• SHORT EXERCISE: List each line of the data that holds the string "brightness", please.

• DATA PROVIDED:
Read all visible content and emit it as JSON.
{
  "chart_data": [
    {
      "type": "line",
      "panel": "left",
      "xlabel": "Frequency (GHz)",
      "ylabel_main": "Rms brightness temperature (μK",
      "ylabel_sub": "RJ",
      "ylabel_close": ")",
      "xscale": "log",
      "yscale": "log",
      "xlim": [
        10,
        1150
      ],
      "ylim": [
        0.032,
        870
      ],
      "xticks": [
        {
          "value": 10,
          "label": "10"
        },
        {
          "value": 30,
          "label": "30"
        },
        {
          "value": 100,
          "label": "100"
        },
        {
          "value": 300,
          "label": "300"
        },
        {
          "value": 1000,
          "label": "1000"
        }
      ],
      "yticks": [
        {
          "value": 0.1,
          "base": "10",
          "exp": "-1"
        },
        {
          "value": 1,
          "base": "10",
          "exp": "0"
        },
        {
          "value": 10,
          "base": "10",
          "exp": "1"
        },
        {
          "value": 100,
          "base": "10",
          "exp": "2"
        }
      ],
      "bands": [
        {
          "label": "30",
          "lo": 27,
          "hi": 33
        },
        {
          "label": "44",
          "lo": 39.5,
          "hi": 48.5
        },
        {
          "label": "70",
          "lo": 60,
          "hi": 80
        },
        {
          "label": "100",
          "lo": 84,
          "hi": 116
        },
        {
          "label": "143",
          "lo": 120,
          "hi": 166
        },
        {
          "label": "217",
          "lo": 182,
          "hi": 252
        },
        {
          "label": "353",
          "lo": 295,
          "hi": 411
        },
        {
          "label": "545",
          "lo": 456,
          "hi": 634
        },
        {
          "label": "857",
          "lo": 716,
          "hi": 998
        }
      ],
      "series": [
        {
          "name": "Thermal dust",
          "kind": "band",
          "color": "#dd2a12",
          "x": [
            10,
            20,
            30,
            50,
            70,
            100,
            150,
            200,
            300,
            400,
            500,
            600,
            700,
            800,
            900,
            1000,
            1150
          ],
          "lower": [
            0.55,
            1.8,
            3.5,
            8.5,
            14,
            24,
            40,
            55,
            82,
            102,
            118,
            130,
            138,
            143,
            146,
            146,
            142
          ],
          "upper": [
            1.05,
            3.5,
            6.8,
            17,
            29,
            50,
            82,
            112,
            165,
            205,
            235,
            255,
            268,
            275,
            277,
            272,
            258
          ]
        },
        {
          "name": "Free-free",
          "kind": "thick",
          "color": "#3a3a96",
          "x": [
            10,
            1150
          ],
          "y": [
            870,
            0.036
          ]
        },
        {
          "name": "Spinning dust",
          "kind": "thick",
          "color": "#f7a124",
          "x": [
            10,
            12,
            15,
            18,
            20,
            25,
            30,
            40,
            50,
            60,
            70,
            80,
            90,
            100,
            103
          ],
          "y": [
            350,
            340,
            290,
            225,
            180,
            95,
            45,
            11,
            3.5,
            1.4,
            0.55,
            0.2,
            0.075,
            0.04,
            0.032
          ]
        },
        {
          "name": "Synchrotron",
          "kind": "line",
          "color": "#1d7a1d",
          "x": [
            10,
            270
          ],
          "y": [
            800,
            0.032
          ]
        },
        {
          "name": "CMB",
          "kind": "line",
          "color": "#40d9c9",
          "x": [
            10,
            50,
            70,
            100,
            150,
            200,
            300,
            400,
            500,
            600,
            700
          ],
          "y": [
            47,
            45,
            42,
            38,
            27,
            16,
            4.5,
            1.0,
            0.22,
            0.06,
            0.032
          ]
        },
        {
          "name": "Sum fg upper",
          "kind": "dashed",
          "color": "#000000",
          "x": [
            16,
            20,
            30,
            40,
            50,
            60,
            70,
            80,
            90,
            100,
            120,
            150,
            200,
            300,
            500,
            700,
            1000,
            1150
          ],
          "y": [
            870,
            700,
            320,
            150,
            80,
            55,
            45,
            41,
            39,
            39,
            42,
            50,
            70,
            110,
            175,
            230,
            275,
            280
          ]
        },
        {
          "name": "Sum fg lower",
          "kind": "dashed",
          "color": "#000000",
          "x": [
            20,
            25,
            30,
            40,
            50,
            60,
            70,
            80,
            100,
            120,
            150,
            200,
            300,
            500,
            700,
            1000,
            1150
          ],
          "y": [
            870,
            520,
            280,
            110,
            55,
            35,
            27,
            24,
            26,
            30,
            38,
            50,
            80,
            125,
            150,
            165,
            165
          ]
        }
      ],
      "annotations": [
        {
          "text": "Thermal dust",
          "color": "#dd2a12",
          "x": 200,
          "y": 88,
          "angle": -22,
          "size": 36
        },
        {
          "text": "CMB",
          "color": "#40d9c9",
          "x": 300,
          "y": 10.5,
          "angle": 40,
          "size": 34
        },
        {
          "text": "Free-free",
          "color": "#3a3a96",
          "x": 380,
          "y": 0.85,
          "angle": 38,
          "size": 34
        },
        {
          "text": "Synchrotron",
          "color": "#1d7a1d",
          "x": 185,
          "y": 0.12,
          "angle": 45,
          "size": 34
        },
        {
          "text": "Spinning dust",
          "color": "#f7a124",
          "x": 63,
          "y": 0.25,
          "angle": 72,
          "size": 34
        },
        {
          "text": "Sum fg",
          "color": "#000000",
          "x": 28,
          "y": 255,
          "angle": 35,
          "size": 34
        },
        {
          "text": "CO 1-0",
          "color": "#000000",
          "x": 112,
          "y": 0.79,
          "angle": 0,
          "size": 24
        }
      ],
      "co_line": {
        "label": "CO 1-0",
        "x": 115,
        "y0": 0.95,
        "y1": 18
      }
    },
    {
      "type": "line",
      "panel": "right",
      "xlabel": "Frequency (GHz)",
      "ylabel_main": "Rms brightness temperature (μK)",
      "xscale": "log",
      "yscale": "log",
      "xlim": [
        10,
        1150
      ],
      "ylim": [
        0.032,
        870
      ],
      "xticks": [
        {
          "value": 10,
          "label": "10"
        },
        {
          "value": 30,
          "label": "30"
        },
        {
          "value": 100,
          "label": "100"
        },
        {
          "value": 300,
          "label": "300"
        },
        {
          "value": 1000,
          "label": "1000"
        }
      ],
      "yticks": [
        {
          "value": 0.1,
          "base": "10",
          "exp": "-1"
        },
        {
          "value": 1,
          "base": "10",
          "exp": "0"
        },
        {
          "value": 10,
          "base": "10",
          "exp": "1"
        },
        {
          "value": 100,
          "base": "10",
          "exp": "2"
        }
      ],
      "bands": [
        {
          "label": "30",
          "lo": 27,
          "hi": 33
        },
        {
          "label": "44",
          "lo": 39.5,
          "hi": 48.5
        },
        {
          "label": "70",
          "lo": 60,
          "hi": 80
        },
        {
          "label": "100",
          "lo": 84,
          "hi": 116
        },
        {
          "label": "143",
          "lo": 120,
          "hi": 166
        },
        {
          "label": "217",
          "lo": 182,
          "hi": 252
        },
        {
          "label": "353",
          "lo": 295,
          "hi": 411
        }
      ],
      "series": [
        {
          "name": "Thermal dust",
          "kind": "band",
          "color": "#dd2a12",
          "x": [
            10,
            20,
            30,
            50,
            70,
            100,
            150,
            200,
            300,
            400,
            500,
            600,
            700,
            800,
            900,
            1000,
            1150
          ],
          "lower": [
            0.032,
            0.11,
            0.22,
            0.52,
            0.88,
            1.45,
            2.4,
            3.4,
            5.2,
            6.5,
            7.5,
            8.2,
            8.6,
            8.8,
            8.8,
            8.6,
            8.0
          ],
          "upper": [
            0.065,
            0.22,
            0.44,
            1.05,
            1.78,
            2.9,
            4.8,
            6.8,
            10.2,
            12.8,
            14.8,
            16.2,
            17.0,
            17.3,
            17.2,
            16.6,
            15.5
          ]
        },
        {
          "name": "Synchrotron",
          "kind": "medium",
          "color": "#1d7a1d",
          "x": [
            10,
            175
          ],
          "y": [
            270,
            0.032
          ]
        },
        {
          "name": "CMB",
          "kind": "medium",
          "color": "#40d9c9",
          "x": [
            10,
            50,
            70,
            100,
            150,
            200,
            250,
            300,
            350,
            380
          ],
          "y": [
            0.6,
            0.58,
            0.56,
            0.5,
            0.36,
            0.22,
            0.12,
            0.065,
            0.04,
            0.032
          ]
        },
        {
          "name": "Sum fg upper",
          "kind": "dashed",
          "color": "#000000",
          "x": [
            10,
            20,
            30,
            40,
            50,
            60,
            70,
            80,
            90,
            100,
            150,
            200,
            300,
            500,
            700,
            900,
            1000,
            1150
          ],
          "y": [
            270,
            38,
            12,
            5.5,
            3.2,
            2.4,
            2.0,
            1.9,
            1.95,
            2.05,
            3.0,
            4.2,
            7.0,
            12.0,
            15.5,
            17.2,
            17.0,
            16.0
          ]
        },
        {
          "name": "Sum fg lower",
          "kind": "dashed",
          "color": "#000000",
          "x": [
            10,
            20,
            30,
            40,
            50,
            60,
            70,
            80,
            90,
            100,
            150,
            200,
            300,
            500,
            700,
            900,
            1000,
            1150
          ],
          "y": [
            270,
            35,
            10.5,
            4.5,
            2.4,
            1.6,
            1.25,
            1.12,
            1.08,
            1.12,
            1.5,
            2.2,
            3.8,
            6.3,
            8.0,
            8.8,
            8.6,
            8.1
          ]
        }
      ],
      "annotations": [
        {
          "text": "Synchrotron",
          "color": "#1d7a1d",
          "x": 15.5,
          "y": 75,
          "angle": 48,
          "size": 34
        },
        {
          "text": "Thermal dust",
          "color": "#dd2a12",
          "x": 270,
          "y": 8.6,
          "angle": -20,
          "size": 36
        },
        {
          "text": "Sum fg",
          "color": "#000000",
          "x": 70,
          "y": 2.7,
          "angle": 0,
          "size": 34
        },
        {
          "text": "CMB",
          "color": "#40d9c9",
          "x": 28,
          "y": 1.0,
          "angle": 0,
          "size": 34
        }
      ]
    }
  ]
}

• FULL RESPONSE:
      "ylabel_main": "Rms brightness temperature (μK",
      "ylabel_main": "Rms brightness temperature (μK)",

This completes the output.